## BEGIN
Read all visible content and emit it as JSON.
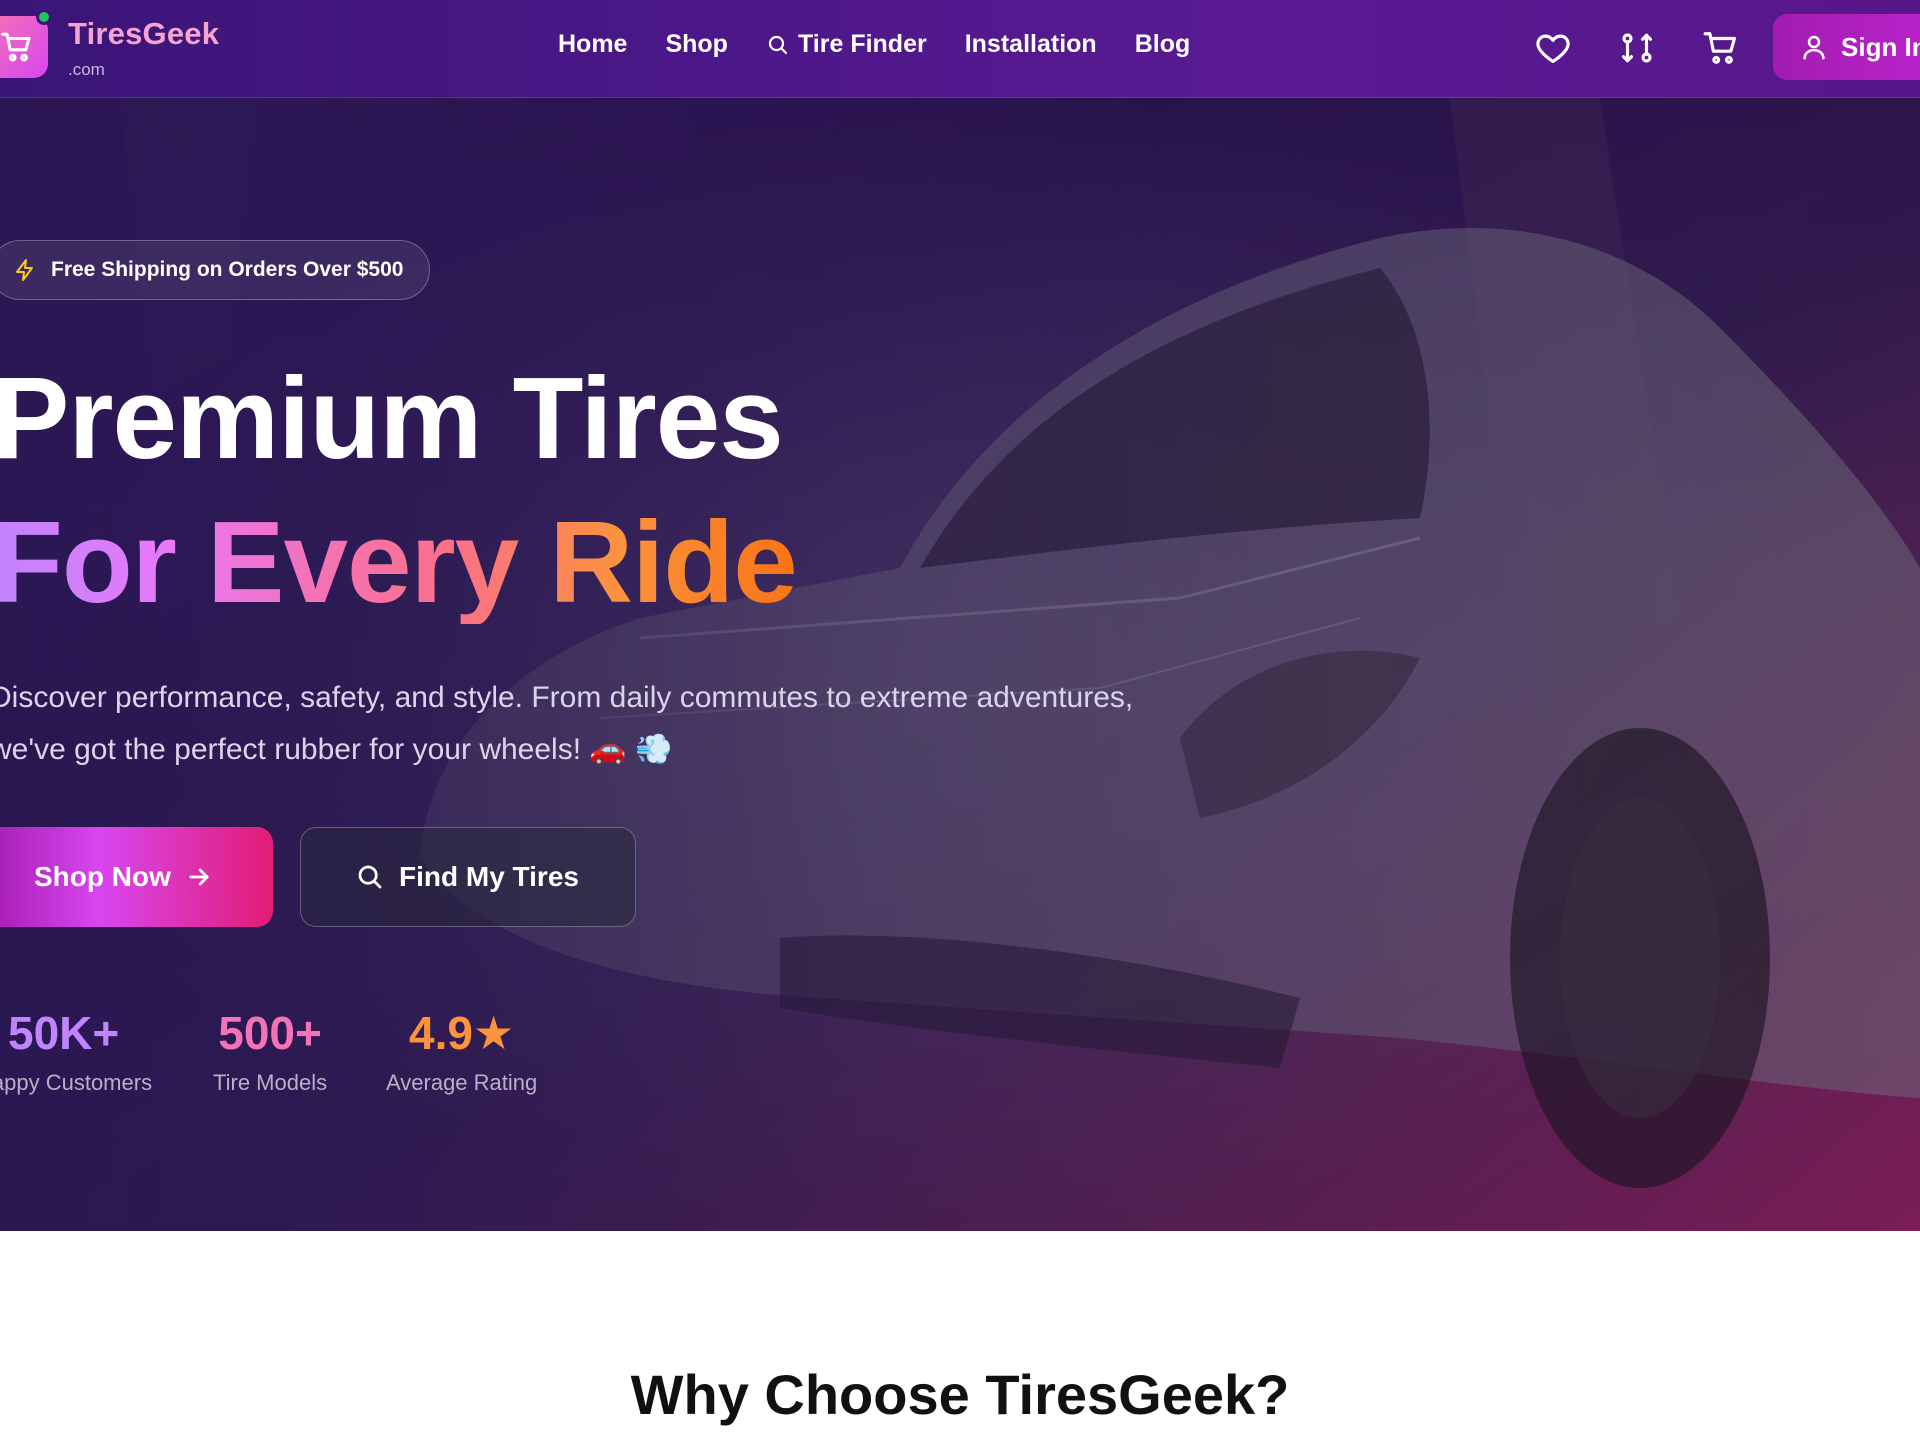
{
  "brand": {
    "name": "TiresGeek",
    "suffix": ".com"
  },
  "nav": {
    "items": [
      {
        "label": "Home"
      },
      {
        "label": "Shop"
      },
      {
        "label": "Tire Finder",
        "icon": "search-icon"
      },
      {
        "label": "Installation"
      },
      {
        "label": "Blog"
      }
    ]
  },
  "header_actions": {
    "icons": [
      "heart-icon",
      "compare-icon",
      "cart-icon"
    ],
    "signin_label": "Sign In"
  },
  "hero": {
    "promo_text": "Free Shipping on Orders Over $500",
    "title_line1": "Premium Tires",
    "title_line2": "For Every Ride",
    "subtitle_line1": "Discover performance, safety, and style. From daily commutes to extreme adventures,",
    "subtitle_line2": "we've got the perfect rubber for your wheels! 🚗 💨",
    "primary_button": "Shop Now",
    "secondary_button": "Find My Tires",
    "stats": [
      {
        "value": "50K+",
        "label": "Happy Customers",
        "color": "#c084fc"
      },
      {
        "value": "500+",
        "label": "Tire Models",
        "color": "#f472b6"
      },
      {
        "value": "4.9★",
        "label": "Average Rating",
        "color": "#fb923c"
      }
    ]
  },
  "why_section": {
    "title": "Why Choose TiresGeek?"
  },
  "colors": {
    "header_bg": "#4b1787",
    "accent_pink": "#d946ef",
    "accent_orange": "#fb923c",
    "hero_bg": "#2a1752"
  }
}
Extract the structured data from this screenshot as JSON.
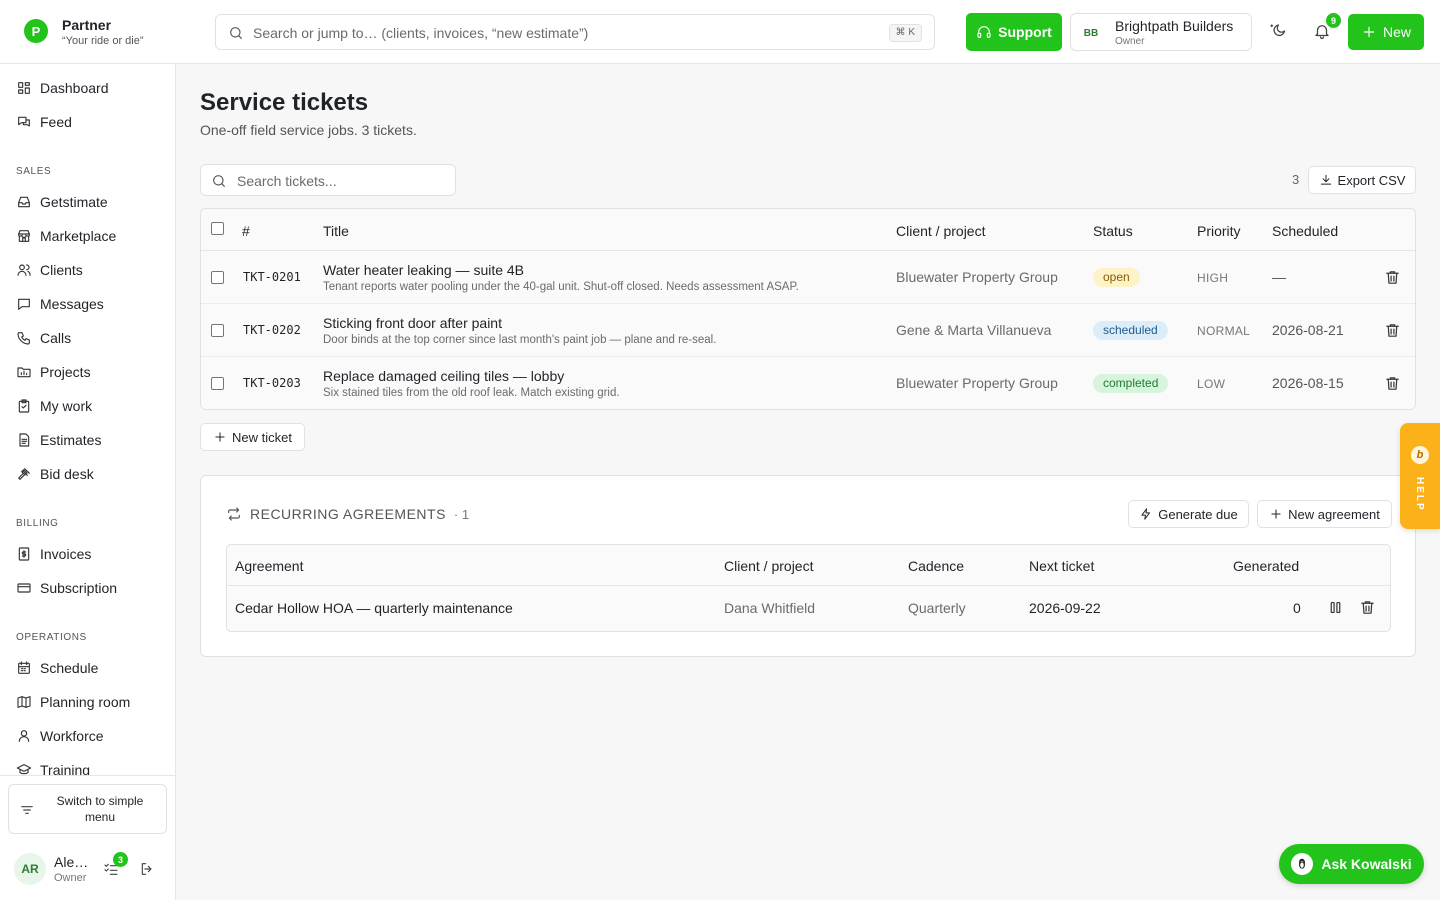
## END
DIRECTIVE:
Quote the material word for word, dropping any images it holds.

THE SOLUTION:
Read all visible content and emit it as JSON.
{
  "brand": {
    "name": "TiresGeek",
    "suffix": ".com"
  },
  "nav": {
    "items": [
      {
        "label": "Home"
      },
      {
        "label": "Shop"
      },
      {
        "label": "Tire Finder",
        "icon": "search-icon"
      },
      {
        "label": "Installation"
      },
      {
        "label": "Blog"
      }
    ]
  },
  "header_actions": {
    "icons": [
      "heart-icon",
      "compare-icon",
      "cart-icon"
    ],
    "signin_label": "Sign In"
  },
  "hero": {
    "promo_text": "Free Shipping on Orders Over $500",
    "title_line1": "Premium Tires",
    "title_line2": "For Every Ride",
    "subtitle_line1": "Discover performance, safety, and style. From daily commutes to extreme adventures,",
    "subtitle_line2": "we've got the perfect rubber for your wheels! 🚗 💨",
    "primary_button": "Shop Now",
    "secondary_button": "Find My Tires",
    "stats": [
      {
        "value": "50K+",
        "label": "Happy Customers",
        "color": "#c084fc"
      },
      {
        "value": "500+",
        "label": "Tire Models",
        "color": "#f472b6"
      },
      {
        "value": "4.9★",
        "label": "Average Rating",
        "color": "#fb923c"
      }
    ]
  },
  "why_section": {
    "title": "Why Choose TiresGeek?"
  },
  "colors": {
    "header_bg": "#4b1787",
    "accent_pink": "#d946ef",
    "accent_orange": "#fb923c",
    "hero_bg": "#2a1752"
  }
}
Extract the structured data from this screenshot as JSON.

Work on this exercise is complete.